_Problem_
Return each line containing the string "color".

== Source material ==

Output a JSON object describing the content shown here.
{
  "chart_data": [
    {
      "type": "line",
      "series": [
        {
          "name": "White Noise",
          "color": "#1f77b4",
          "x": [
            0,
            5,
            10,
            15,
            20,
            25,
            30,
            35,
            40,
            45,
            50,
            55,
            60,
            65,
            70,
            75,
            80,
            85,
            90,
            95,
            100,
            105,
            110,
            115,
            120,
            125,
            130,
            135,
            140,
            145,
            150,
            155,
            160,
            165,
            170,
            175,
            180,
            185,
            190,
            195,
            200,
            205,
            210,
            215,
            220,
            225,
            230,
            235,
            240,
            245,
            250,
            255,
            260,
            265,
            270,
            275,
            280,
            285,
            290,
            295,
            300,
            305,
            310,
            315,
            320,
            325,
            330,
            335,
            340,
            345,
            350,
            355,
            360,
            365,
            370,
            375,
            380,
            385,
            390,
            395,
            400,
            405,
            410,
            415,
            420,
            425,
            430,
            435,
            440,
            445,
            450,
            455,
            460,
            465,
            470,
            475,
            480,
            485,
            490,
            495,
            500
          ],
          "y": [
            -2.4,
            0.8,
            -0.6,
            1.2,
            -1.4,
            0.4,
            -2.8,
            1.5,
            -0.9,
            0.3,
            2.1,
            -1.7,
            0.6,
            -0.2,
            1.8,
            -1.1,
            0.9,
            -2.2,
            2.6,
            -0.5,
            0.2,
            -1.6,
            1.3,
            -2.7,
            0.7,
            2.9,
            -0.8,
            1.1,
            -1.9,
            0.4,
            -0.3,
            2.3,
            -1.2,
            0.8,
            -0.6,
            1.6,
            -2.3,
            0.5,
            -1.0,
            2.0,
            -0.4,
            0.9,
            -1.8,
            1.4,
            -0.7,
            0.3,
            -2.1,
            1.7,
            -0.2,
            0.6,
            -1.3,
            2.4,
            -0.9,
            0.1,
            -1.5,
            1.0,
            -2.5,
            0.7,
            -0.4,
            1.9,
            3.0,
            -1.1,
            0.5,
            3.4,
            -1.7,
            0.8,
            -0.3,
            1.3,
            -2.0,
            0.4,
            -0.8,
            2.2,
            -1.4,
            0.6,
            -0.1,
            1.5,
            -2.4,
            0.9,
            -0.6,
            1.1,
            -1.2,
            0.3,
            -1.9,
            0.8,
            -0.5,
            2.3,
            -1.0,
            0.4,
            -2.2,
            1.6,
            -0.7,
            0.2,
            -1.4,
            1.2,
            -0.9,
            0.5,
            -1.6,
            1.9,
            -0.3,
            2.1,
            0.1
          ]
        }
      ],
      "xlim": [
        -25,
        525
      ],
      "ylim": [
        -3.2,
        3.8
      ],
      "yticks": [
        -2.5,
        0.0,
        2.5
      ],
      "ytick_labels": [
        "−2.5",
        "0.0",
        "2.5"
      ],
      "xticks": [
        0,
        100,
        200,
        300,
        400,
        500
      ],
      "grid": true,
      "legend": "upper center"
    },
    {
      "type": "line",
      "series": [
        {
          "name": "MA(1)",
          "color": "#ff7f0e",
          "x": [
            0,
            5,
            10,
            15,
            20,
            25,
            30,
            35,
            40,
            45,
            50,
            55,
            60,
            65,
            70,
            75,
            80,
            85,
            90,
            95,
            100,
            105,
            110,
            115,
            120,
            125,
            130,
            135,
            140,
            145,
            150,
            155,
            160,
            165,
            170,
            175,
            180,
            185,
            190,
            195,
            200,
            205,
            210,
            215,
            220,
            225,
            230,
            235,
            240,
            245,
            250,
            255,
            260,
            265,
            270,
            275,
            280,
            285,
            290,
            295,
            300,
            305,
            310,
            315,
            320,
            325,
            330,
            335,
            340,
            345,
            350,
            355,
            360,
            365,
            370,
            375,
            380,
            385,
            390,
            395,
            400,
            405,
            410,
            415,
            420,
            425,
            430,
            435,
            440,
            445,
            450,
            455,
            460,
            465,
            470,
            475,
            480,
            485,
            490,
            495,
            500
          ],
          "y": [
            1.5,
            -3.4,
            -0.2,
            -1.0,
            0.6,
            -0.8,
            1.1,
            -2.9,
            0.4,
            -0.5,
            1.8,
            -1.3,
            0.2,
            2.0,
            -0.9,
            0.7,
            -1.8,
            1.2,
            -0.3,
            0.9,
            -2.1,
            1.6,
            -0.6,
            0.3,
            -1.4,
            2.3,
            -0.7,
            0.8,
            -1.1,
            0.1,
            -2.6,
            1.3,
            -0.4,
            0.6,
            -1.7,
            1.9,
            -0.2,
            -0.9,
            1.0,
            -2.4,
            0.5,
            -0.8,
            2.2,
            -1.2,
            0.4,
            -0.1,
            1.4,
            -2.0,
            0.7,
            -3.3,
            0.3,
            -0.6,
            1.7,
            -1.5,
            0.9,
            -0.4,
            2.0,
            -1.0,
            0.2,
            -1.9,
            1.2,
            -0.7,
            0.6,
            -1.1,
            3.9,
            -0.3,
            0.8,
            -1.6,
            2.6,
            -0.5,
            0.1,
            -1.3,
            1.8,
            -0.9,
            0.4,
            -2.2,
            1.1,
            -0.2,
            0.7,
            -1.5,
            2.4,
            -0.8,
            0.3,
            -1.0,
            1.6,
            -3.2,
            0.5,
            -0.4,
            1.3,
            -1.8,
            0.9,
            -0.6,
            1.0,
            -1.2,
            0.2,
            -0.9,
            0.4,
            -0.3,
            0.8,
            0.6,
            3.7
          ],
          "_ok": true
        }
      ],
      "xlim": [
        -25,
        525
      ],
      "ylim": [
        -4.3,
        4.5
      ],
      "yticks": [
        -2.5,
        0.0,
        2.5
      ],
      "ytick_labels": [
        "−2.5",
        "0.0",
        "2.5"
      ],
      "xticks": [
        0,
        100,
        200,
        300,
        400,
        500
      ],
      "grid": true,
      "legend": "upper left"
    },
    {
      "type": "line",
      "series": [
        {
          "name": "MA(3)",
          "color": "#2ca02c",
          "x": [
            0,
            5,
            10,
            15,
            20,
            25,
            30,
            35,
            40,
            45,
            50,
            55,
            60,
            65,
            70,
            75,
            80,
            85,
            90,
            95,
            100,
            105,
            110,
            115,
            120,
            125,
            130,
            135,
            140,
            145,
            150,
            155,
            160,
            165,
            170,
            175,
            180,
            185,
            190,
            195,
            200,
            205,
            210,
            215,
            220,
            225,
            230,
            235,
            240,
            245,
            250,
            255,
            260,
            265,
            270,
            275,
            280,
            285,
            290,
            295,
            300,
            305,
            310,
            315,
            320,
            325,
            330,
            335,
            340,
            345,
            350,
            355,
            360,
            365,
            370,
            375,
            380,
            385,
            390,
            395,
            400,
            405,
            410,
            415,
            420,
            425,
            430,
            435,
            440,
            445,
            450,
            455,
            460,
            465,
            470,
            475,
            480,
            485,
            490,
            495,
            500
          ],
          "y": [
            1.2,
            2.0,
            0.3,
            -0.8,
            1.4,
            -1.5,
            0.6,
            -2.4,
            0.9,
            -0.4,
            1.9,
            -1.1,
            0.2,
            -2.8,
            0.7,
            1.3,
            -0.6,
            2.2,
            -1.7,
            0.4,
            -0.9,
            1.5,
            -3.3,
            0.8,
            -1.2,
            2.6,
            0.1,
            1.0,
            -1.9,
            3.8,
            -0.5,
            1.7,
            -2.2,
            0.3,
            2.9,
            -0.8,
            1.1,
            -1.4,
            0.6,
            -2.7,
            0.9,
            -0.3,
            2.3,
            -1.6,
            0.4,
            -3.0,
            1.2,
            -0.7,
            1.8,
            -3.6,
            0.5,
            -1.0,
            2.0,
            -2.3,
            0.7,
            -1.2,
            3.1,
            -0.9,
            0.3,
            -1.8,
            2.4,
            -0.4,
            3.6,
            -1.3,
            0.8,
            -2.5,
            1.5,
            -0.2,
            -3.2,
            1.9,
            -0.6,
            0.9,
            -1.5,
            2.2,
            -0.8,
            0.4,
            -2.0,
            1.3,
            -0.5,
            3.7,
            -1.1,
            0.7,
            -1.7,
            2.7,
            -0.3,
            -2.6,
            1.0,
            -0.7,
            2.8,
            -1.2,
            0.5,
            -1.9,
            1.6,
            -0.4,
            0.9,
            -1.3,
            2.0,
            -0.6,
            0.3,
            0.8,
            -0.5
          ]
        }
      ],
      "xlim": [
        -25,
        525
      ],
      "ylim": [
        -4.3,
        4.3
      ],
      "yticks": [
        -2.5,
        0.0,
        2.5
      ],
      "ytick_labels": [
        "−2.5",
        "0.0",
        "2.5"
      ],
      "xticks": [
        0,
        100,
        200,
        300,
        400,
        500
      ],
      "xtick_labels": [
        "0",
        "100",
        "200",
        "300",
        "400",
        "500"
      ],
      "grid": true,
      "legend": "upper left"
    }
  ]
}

===

_Completed task_
          "color": "#1f77b4",
          "color": "#ff7f0e",
          "color": "#2ca02c",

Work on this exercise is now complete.